▶ **Dataset records**

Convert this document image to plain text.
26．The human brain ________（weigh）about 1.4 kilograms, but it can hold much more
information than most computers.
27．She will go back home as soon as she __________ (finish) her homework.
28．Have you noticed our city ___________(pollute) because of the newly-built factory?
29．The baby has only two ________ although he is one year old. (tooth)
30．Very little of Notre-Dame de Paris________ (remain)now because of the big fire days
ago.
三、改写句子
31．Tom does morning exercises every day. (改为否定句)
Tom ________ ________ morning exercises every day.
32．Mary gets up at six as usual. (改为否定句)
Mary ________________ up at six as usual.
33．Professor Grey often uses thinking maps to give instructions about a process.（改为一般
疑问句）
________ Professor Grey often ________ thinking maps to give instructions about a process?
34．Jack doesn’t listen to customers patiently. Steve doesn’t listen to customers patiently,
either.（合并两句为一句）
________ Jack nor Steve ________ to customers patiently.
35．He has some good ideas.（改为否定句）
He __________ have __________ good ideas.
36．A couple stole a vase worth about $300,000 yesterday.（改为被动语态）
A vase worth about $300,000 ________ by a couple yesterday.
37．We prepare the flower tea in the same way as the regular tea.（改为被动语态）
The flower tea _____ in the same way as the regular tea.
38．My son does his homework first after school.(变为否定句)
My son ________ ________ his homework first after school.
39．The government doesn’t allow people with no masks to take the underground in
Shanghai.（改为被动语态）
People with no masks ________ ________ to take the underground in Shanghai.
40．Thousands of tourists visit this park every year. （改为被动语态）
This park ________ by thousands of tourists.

▶ **Task description**
Restate the data above word for word, please.

▶ **Written response**
Convert this document image to plain text.
26．The human brain ________（weigh）about 1.4 kilograms, but it can hold much more
information than most computers.
27．She will go back home as soon as she __________ (finish) her homework.
28．Have you noticed our city ___________(pollute) because of the newly-built factory?
29．The baby has only two ________ although he is one year old. (tooth)
30．Very little of Notre-Dame de Paris________ (remain)now because of the big fire days
ago.
三、改写句子
31．Tom does morning exercises every day. (改为否定句)
Tom ________ ________ morning exercises every day.
32．Mary gets up at six as usual. (改为否定句)
Mary ________________ up at six as usual.
33．Professor Grey often uses thinking maps to give instructions about a process.（改为一般
疑问句）
________ Professor Grey often ________ thinking maps to give instructions about a process?
34．Jack doesn’t listen to customers patiently. Steve doesn’t listen to customers patiently,
either.（合并两句为一句）
________ Jack nor Steve ________ to customers patiently.
35．He has some good ideas.（改为否定句）
He __________ have __________ good ideas.
36．A couple stole a vase worth about $300,000 yesterday.（改为被动语态）
A vase worth about $300,000 ________ by a couple yesterday.
37．We prepare the flower tea in the same way as the regular tea.（改为被动语态）
The flower tea _____ in the same way as the regular tea.
38．My son does his homework first after school.(变为否定句)
My son ________ ________ his homework first after school.
39．The government doesn’t allow people with no masks to take the underground in
Shanghai.（改为被动语态）
People with no masks ________ ________ to take the underground in Shanghai.
40．Thousands of tourists visit this park every year. （改为被动语态）
This park ________ by thousands of tourists.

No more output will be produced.